**DO THIS**
Below are the records. List every line holding the word "AOML".

===== DATA

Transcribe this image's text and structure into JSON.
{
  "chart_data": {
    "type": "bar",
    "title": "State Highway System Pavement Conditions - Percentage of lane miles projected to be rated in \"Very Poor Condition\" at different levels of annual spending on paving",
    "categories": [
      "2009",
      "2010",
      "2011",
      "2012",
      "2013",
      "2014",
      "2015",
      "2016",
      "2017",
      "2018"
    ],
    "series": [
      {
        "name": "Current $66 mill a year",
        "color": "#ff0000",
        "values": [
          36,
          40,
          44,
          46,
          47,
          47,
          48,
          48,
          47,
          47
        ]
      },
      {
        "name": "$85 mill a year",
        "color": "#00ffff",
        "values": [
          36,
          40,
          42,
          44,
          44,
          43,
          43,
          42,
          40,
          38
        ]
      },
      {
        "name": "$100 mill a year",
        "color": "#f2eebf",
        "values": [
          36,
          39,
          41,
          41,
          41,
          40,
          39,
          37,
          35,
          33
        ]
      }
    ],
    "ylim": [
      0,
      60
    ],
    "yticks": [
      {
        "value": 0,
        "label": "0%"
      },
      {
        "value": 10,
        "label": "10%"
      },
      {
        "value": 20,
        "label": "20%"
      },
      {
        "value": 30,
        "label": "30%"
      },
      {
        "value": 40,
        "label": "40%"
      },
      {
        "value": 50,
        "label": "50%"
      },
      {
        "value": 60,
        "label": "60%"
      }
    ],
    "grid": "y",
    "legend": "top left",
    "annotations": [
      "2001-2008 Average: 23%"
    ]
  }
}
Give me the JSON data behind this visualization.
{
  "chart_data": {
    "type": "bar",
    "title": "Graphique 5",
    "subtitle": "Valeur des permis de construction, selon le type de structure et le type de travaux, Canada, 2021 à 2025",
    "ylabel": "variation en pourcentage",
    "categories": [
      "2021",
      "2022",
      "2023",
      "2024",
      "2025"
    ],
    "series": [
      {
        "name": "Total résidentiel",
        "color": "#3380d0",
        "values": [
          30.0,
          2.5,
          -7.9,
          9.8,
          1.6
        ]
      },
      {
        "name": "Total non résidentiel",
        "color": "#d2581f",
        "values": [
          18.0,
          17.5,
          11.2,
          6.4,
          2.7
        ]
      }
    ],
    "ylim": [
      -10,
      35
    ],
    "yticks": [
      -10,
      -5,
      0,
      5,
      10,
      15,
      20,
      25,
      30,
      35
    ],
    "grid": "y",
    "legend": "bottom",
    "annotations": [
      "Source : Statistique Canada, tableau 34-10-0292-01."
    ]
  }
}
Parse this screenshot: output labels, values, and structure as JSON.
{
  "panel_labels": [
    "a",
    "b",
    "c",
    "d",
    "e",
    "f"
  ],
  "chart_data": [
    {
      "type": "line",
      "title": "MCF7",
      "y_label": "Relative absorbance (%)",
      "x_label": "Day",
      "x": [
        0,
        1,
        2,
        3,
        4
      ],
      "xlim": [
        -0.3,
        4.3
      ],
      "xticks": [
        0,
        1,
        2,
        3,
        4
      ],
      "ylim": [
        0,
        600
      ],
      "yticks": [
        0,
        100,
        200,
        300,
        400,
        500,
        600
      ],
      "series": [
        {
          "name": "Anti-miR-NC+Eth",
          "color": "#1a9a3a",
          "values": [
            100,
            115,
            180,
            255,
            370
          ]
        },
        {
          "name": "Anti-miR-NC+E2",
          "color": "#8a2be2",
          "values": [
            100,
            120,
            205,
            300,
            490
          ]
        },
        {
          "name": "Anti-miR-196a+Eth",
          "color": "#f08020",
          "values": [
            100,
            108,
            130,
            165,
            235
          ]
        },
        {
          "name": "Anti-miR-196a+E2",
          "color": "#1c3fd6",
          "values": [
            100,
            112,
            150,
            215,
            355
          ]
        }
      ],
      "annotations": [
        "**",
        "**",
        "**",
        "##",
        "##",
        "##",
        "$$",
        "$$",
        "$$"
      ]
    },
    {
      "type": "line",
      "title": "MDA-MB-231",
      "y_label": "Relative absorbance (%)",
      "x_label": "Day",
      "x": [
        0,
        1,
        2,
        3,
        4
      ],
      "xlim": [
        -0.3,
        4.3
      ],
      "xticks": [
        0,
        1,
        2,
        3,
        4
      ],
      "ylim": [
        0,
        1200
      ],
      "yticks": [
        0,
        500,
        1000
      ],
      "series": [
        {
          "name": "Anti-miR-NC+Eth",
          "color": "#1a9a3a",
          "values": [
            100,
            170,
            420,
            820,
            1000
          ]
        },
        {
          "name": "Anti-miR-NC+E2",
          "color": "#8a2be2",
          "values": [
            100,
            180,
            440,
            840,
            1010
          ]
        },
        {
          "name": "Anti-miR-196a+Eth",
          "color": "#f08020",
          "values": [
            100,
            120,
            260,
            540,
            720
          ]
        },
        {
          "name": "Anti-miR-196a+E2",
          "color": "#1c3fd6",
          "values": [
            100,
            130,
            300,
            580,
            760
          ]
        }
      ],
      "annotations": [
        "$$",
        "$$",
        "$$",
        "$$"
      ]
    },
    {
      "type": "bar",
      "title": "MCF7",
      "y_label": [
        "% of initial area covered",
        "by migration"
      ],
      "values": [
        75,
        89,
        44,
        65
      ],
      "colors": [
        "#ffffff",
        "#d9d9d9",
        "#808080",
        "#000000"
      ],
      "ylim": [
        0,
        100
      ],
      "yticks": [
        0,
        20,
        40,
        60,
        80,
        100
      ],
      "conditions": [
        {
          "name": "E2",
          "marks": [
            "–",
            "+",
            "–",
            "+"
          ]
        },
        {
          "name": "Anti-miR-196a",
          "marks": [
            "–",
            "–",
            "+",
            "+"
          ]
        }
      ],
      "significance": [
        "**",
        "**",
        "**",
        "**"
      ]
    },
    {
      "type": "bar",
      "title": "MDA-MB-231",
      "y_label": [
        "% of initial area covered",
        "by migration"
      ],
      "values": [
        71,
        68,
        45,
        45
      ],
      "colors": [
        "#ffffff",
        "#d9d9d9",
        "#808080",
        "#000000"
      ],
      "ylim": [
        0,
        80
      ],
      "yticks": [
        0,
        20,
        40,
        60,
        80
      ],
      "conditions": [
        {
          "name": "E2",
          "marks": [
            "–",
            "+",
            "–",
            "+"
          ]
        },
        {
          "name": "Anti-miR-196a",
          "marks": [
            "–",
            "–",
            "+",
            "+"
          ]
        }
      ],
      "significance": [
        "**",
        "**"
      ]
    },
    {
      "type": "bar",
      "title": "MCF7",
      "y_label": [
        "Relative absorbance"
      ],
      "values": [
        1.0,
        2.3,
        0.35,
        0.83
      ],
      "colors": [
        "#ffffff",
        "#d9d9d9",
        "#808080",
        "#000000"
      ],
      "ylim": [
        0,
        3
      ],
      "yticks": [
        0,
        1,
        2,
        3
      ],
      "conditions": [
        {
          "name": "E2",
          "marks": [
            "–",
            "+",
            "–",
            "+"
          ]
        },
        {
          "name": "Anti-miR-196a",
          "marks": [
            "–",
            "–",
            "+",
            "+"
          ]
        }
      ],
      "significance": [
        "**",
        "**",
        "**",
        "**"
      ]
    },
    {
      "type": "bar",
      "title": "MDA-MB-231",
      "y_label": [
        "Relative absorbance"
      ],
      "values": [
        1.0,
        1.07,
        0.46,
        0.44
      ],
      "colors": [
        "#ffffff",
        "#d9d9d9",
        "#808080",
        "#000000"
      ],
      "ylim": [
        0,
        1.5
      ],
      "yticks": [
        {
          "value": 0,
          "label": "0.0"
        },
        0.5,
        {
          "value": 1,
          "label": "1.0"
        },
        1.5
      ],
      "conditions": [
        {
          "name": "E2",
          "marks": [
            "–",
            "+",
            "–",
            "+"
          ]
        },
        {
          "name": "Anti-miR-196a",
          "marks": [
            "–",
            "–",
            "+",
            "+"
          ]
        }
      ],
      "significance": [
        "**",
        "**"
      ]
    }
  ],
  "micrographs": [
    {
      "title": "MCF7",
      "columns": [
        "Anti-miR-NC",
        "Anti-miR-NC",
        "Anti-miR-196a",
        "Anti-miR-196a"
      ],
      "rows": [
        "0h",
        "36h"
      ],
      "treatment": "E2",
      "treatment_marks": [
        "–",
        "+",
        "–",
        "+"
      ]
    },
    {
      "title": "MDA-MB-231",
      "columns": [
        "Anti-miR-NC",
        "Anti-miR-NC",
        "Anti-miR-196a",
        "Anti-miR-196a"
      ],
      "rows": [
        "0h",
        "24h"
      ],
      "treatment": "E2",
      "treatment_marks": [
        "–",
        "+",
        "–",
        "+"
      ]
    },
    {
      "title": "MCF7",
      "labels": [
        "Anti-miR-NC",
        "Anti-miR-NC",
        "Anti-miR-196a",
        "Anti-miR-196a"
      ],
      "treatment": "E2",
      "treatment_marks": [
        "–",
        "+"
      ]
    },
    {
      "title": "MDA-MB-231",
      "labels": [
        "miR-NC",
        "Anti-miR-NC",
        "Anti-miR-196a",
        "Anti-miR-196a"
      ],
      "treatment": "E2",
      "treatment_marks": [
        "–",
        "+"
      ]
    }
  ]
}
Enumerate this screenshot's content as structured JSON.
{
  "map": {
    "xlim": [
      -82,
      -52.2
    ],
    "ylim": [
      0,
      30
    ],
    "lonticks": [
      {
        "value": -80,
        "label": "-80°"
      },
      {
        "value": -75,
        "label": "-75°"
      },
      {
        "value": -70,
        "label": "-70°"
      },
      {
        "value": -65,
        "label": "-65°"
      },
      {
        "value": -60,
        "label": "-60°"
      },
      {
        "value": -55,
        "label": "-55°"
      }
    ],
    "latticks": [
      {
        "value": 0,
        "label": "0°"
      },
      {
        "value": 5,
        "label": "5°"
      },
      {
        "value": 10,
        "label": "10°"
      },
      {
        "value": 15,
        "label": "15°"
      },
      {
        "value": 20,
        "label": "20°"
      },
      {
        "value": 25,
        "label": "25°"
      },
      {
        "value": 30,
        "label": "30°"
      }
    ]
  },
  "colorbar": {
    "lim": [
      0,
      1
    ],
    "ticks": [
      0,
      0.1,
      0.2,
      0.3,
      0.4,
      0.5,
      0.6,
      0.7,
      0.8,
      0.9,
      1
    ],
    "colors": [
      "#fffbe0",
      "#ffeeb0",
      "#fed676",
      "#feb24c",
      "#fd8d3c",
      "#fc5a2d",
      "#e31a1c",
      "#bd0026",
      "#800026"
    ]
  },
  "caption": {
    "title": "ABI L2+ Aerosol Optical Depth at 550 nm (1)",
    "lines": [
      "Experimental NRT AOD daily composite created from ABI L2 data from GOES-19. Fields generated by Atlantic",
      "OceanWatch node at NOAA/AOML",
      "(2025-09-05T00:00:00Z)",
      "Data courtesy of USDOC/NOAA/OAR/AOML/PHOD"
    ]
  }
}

==========

**FULL OUTPUT**
      "OceanWatch node at NOAA/AOML",
      "Data courtesy of USDOC/NOAA/OAR/AOML/PHOD"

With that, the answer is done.